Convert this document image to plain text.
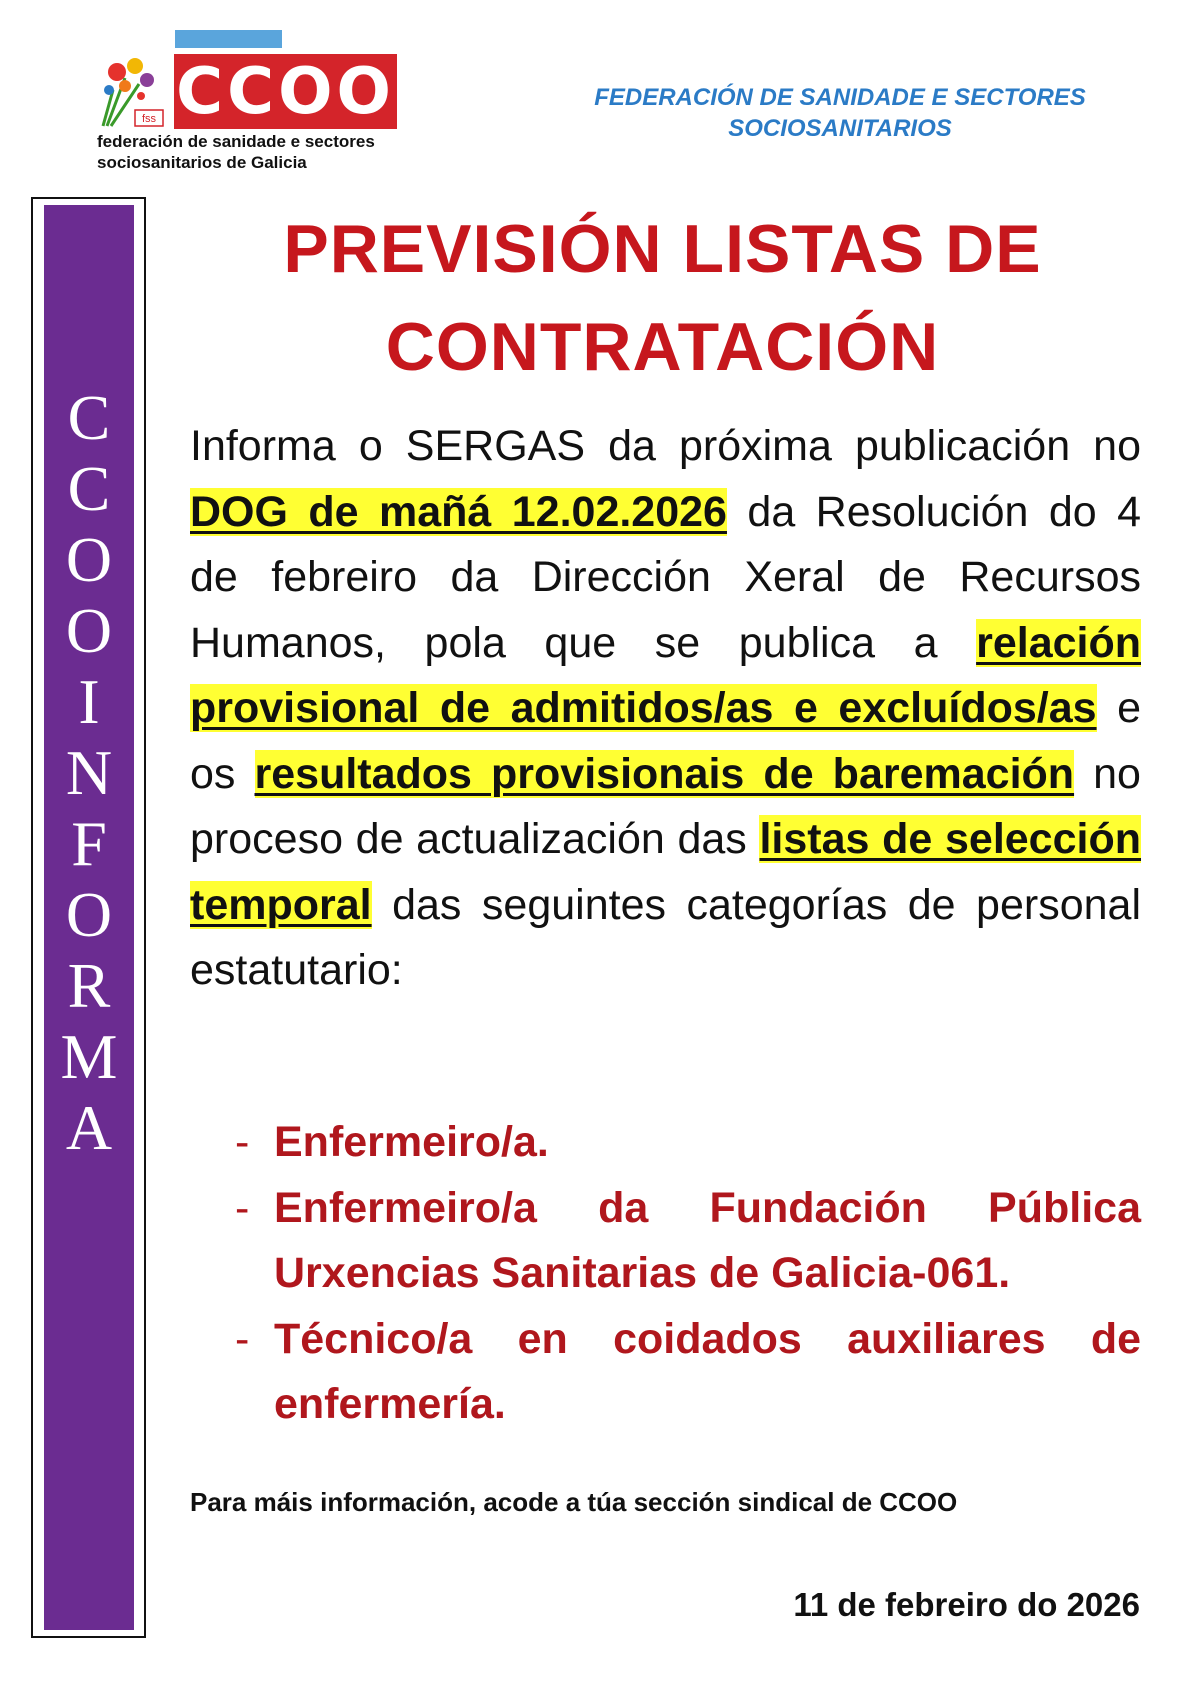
fss CCOO
federación de sanidade e sectores
sociosanitarios de Galicia
FEDERACIÓN DE SANIDADE E SECTORES
SOCIOSANITARIOS
C
C
O
O
I
N
F
O
R
M
A
PREVISIÓN LISTAS DE
CONTRATACIÓN
Informa o SERGAS da próxima publicación no DOG de mañá 12.02.2026 da Resolución do 4 de febreiro da Dirección Xeral de Recursos Humanos, pola que se publica a relación provisional de admitidos/as e excluídos/as e os resultados provisionais de baremación no proceso de actualización das listas de selección temporal das seguintes categorías de personal estatutario:
- Enfermeiro/a.
- Enfermeiro/a da Fundación Pública Urxencias Sanitarias de Galicia-061.
- Técnico/a en coidados auxiliares de enfermería.
Para máis información, acode a túa sección sindical de CCOO
11 de febreiro do 2026
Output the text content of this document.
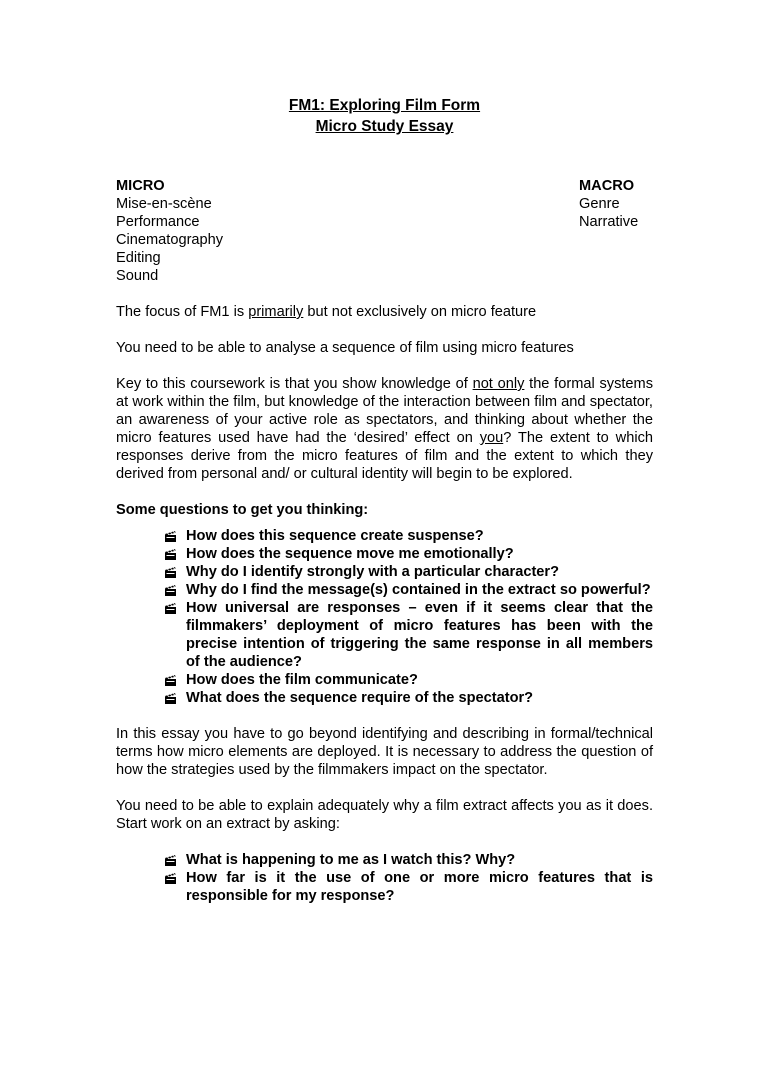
FM1: Exploring Film Form
Micro Study Essay
MICRO
Mise-en-scène
Performance
Cinematography
Editing
Sound
MACRO
Genre
Narrative

The focus of FM1 is primarily but not exclusively on micro feature

You need to be able to analyse a sequence of film using micro features

Key to this coursework is that you show knowledge of not only the formal systems at work within the film, but knowledge of the interaction between film and spectator, an awareness of your active role as spectators, and thinking about whether the micro features used have had the ‘desired’ effect on you? The extent to which responses derive from the micro features of film and the extent to which they derived from personal and/ or cultural identity will begin to be explored.

Some questions to get you thinking:

How does this sequence create suspense?
How does the sequence move me emotionally?
Why do I identify strongly with a particular character?
Why do I find the message(s) contained in the extract so powerful?
How universal are responses – even if it seems clear that the filmmakers’ deployment of micro features has been with the precise intention of triggering the same response in all members of the audience?
How does the film communicate?
What does the sequence require of the spectator?

In this essay you have to go beyond identifying and describing in formal/technical terms how micro elements are deployed. It is necessary to address the question of how the strategies used by the filmmakers impact on the spectator.

You need to be able to explain adequately why a film extract affects you as it does. Start work on an extract by asking:

What is happening to me as I watch this? Why?
How far is it the use of one or more micro features that is responsible for my response?
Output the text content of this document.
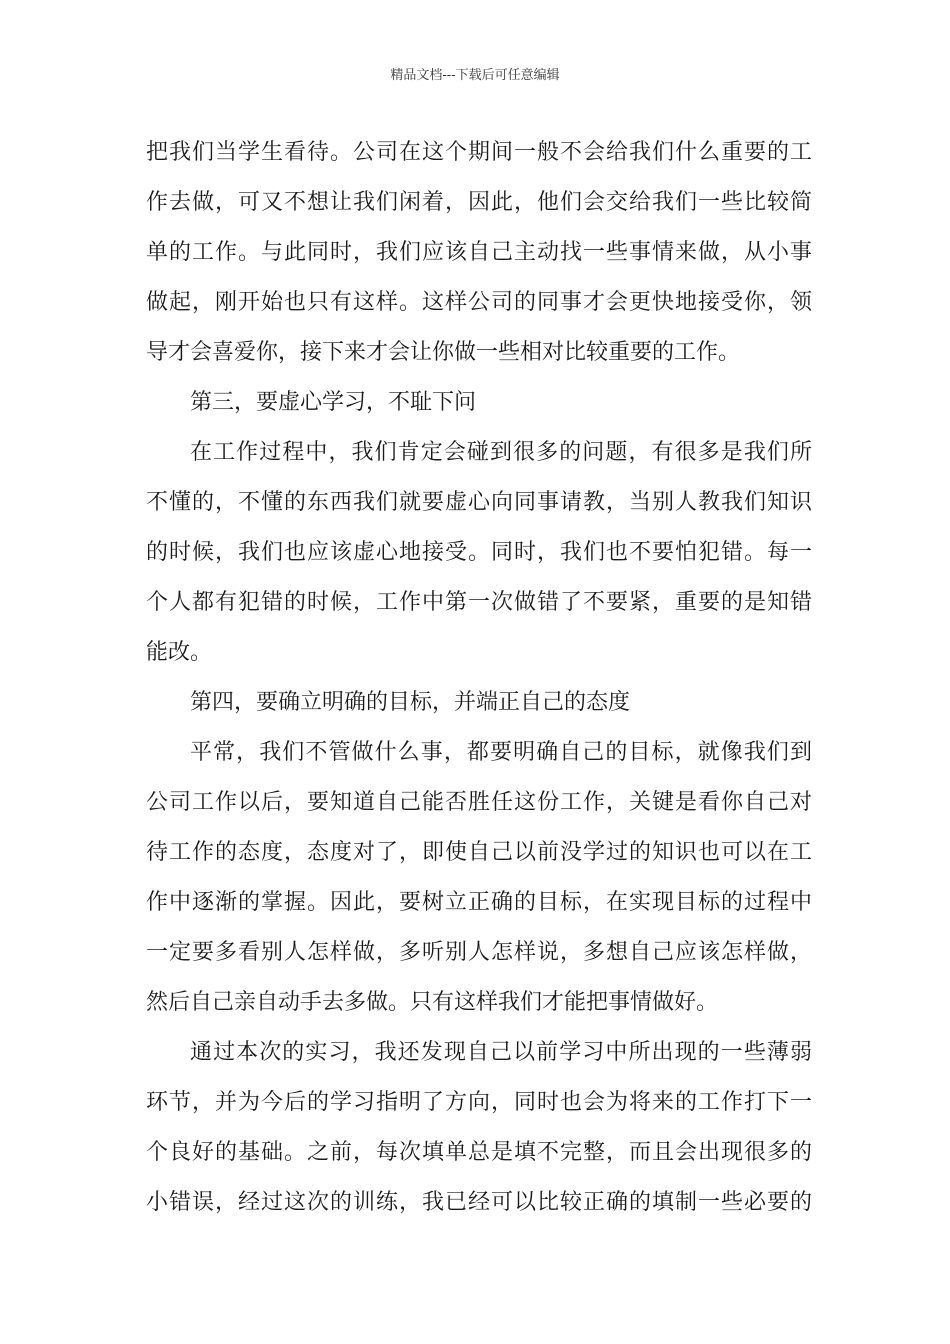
精品文档---下载后可任意编辑
把我们当学生看待。公司在这个期间一般不会给我们什么重要的工
作去做，可又不想让我们闲着，因此，他们会交给我们一些比较简
单的工作。与此同时，我们应该自己主动找一些事情来做，从小事
做起，刚开始也只有这样。这样公司的同事才会更快地接受你，领
导才会喜爱你，接下来才会让你做一些相对比较重要的工作。
第三，要虚心学习，不耻下问
在工作过程中，我们肯定会碰到很多的问题，有很多是我们所
不懂的，不懂的东西我们就要虚心向同事请教，当别人教我们知识
的时候，我们也应该虚心地接受。同时，我们也不要怕犯错。每一
个人都有犯错的时候，工作中第一次做错了不要紧，重要的是知错
能改。
第四，要确立明确的目标，并端正自己的态度
平常，我们不管做什么事，都要明确自己的目标，就像我们到
公司工作以后，要知道自己能否胜任这份工作，关键是看你自己对
待工作的态度，态度对了，即使自己以前没学过的知识也可以在工
作中逐渐的掌握。因此，要树立正确的目标，在实现目标的过程中
一定要多看别人怎样做，多听别人怎样说，多想自己应该怎样做，
然后自己亲自动手去多做。只有这样我们才能把事情做好。
通过本次的实习，我还发现自己以前学习中所出现的一些薄弱
环节，并为今后的学习指明了方向，同时也会为将来的工作打下一
个良好的基础。之前，每次填单总是填不完整，而且会出现很多的
小错误，经过这次的训练，我已经可以比较正确的填制一些必要的
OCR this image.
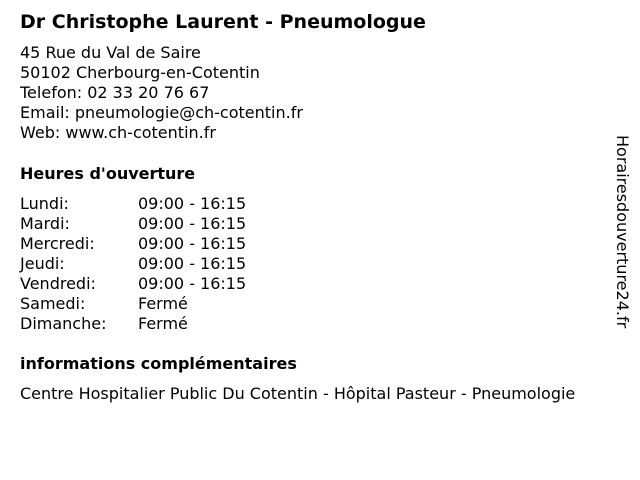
Dr Christophe Laurent - Pneumologue
45 Rue du Val de Saire
50102 Cherbourg-en-Cotentin
Telefon: 02 33 20 76 67
Email: pneumologie@ch-cotentin.fr
Web: www.ch-cotentin.fr
Heures d'ouverture
Lundi:	09:00 - 16:15
Mardi:	09:00 - 16:15
Mercredi:	09:00 - 16:15
Jeudi:	09:00 - 16:15
Vendredi:	09:00 - 16:15
Samedi:	Fermé
Dimanche:	Fermé
informations complémentaires
Centre Hospitalier Public Du Cotentin - Hôpital Pasteur - Pneumologie
Horairesdouverture24.fr
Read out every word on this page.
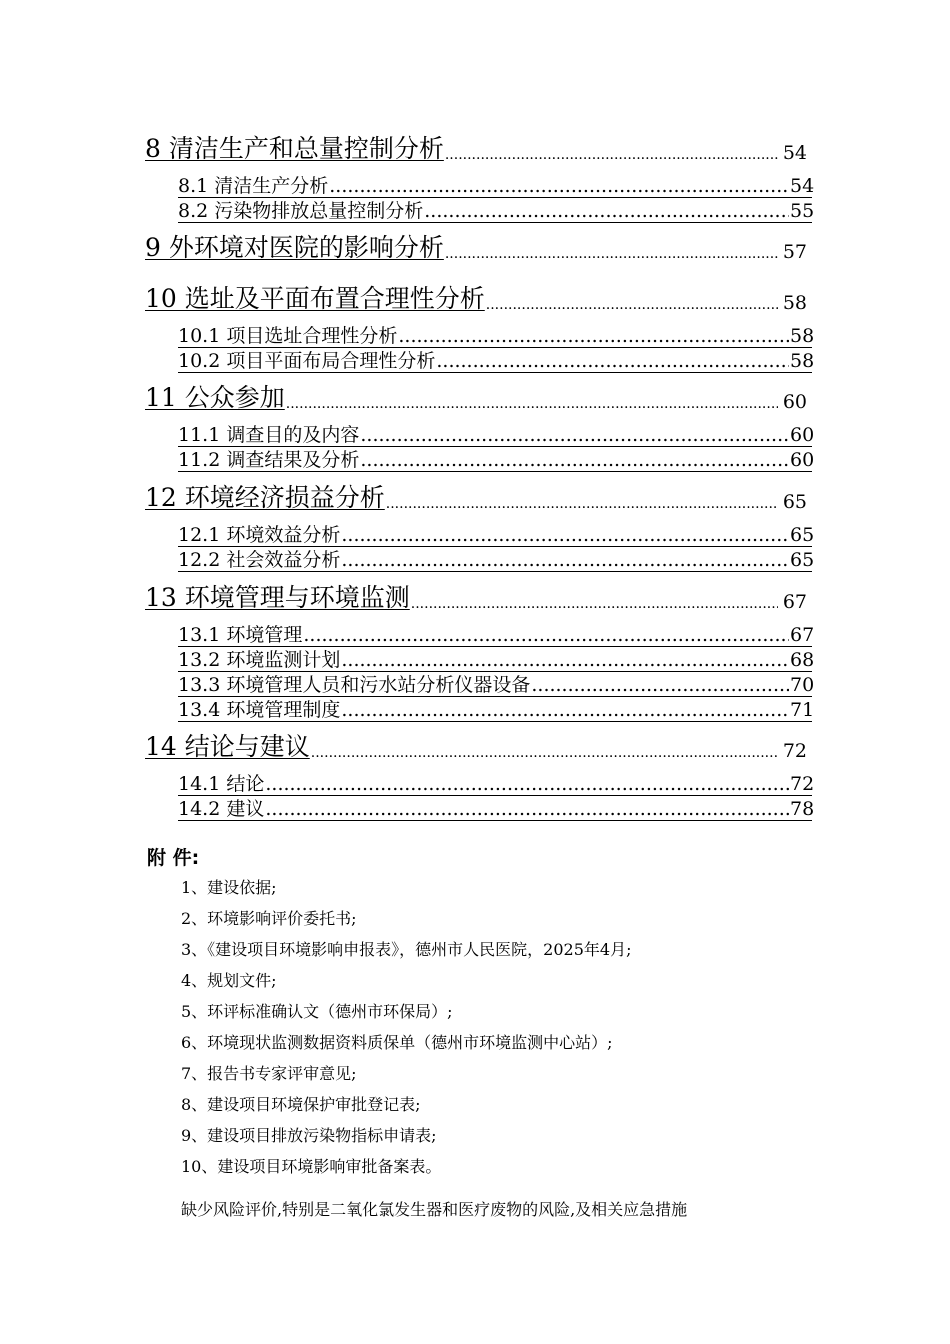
8 清洁生产和总量控制分析 .....	54
8.1 清洁生产分析 .....	54
8.2 污染物排放总量控制分析 .....	55
9 外环境对医院的影响分析 .....	57
10 选址及平面布置合理性分析 .....	58
10.1 项目选址合理性分析 .....	58
10.2 项目平面布局合理性分析 .....	58
11 公众参加 .....	60
11.1 调查目的及内容 .....	60
11.2 调查结果及分析 .....	60
12 环境经济损益分析 .....	65
12.1 环境效益分析 .....	65
12.2 社会效益分析 .....	65
13 环境管理与环境监测 .....	67
13.1 环境管理 .....	67
13.2 环境监测计划 .....	68
13.3 环境管理人员和污水站分析仪器设备 .....	70
13.4 环境管理制度 .....	71
14 结论与建议 .....	72
14.1 结论 .....	72
14.2 建议 .....	78
附 件:
1、建设依据;
2、环境影响评价委托书;
3、《建设项目环境影响申报表》，德州市人民医院，2025年4月;
4、规划文件;
5、环评标准确认文（德州市环保局）;
6、环境现状监测数据资料质保单（德州市环境监测中心站）;
7、报告书专家评审意见;
8、建设项目环境保护审批登记表;
9、建设项目排放污染物指标申请表;
10、建设项目环境影响审批备案表。
缺少风险评价,特别是二氧化氯发生器和医疗废物的风险,及相关应急措施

__Instructions to follow__:
Except for the pictures, give all the material above again verbatim.

__Solution to the exercise__:
Convert this document image to plain text.
fss CCOO
federación de sanidade e sectores
sociosanitarios de Galicia
FEDERACIÓN DE SANIDADE E SECTORES
SOCIOSANITARIOS
C
C
O
O
I
N
F
O
R
M
A
PREVISIÓN LISTAS DE
CONTRATACIÓN
Informa o SERGAS da próxima publicación no DOG de mañá 12.02.2026 da Resolución do 4 de febreiro da Dirección Xeral de Recursos Humanos, pola que se publica a relación provisional de admitidos/as e excluídos/as e os resultados provisionais de baremación no proceso de actualización das listas de selección temporal das seguintes categorías de personal estatutario:
- Enfermeiro/a.
- Enfermeiro/a da Fundación Pública Urxencias Sanitarias de Galicia-061.
- Técnico/a en coidados auxiliares de enfermería.
Para máis información, acode a túa sección sindical de CCOO
11 de febreiro do 2026
Output the text content of this document.
FM1: Exploring Film Form
Micro Study Essay
MICRO
Mise-en-scène
Performance
Cinematography
Editing
Sound
MACRO
Genre
Narrative

The focus of FM1 is primarily but not exclusively on micro feature

You need to be able to analyse a sequence of film using micro features

Key to this coursework is that you show knowledge of not only the formal systems at work within the film, but knowledge of the interaction between film and spectator, an awareness of your active role as spectators, and thinking about whether the micro features used have had the ‘desired’ effect on you? The extent to which responses derive from the micro features of film and the extent to which they derived from personal and/ or cultural identity will begin to be explored.

Some questions to get you thinking:

How does this sequence create suspense?
How does the sequence move me emotionally?
Why do I identify strongly with a particular character?
Why do I find the message(s) contained in the extract so powerful?
How universal are responses – even if it seems clear that the filmmakers’ deployment of micro features has been with the precise intention of triggering the same response in all members of the audience?
How does the film communicate?
What does the sequence require of the spectator?

In this essay you have to go beyond identifying and describing in formal/technical terms how micro elements are deployed. It is necessary to address the question of how the strategies used by the filmmakers impact on the spectator.

You need to be able to explain adequately why a film extract affects you as it does. Start work on an extract by asking:

What is happening to me as I watch this? Why?
How far is it the use of one or more micro features that is responsible for my response?
Output the text content of this document.
精品文档---下载后可任意编辑
把我们当学生看待。公司在这个期间一般不会给我们什么重要的工
作去做，可又不想让我们闲着，因此，他们会交给我们一些比较简
单的工作。与此同时，我们应该自己主动找一些事情来做，从小事
做起，刚开始也只有这样。这样公司的同事才会更快地接受你，领
导才会喜爱你，接下来才会让你做一些相对比较重要的工作。
第三，要虚心学习，不耻下问
在工作过程中，我们肯定会碰到很多的问题，有很多是我们所
不懂的，不懂的东西我们就要虚心向同事请教，当别人教我们知识
的时候，我们也应该虚心地接受。同时，我们也不要怕犯错。每一
个人都有犯错的时候，工作中第一次做错了不要紧，重要的是知错
能改。
第四，要确立明确的目标，并端正自己的态度
平常，我们不管做什么事，都要明确自己的目标，就像我们到
公司工作以后，要知道自己能否胜任这份工作，关键是看你自己对
待工作的态度，态度对了，即使自己以前没学过的知识也可以在工
作中逐渐的掌握。因此，要树立正确的目标，在实现目标的过程中
一定要多看别人怎样做，多听别人怎样说，多想自己应该怎样做，
然后自己亲自动手去多做。只有这样我们才能把事情做好。
通过本次的实习，我还发现自己以前学习中所出现的一些薄弱
环节，并为今后的学习指明了方向，同时也会为将来的工作打下一
个良好的基础。之前，每次填单总是填不完整，而且会出现很多的
小错误，经过这次的训练，我已经可以比较正确的填制一些必要的
OCR this image.
Dr Christophe Laurent - Pneumologue
45 Rue du Val de Saire
50102 Cherbourg-en-Cotentin
Telefon: 02 33 20 76 67
Email: pneumologie@ch-cotentin.fr
Web: www.ch-cotentin.fr
Heures d'ouverture
Lundi:	09:00 - 16:15
Mardi:	09:00 - 16:15
Mercredi:	09:00 - 16:15
Jeudi:	09:00 - 16:15
Vendredi:	09:00 - 16:15
Samedi:	Fermé
Dimanche:	Fermé
informations complémentaires
Centre Hospitalier Public Du Cotentin - Hôpital Pasteur - Pneumologie
Horairesdouverture24.fr
Read out every word on this page.
8 清洁生产和总量控制分析 .....	54
8.1 清洁生产分析 .....	54
8.2 污染物排放总量控制分析 .....	55
9 外环境对医院的影响分析 .....	57
10 选址及平面布置合理性分析 .....	58
10.1 项目选址合理性分析 .....	58
10.2 项目平面布局合理性分析 .....	58
11 公众参加 .....	60
11.1 调查目的及内容 .....	60
11.2 调查结果及分析 .....	60
12 环境经济损益分析 .....	65
12.1 环境效益分析 .....	65
12.2 社会效益分析 .....	65
13 环境管理与环境监测 .....	67
13.1 环境管理 .....	67
13.2 环境监测计划 .....	68
13.3 环境管理人员和污水站分析仪器设备 .....	70
13.4 环境管理制度 .....	71
14 结论与建议 .....	72
14.1 结论 .....	72
14.2 建议 .....	78
附 件:
1、建设依据;
2、环境影响评价委托书;
3、《建设项目环境影响申报表》，德州市人民医院，2025年4月;
4、规划文件;
5、环评标准确认文（德州市环保局）;
6、环境现状监测数据资料质保单（德州市环境监测中心站）;
7、报告书专家评审意见;
8、建设项目环境保护审批登记表;
9、建设项目排放污染物指标申请表;
10、建设项目环境影响审批备案表。
缺少风险评价,特别是二氧化氯发生器和医疗废物的风险,及相关应急措施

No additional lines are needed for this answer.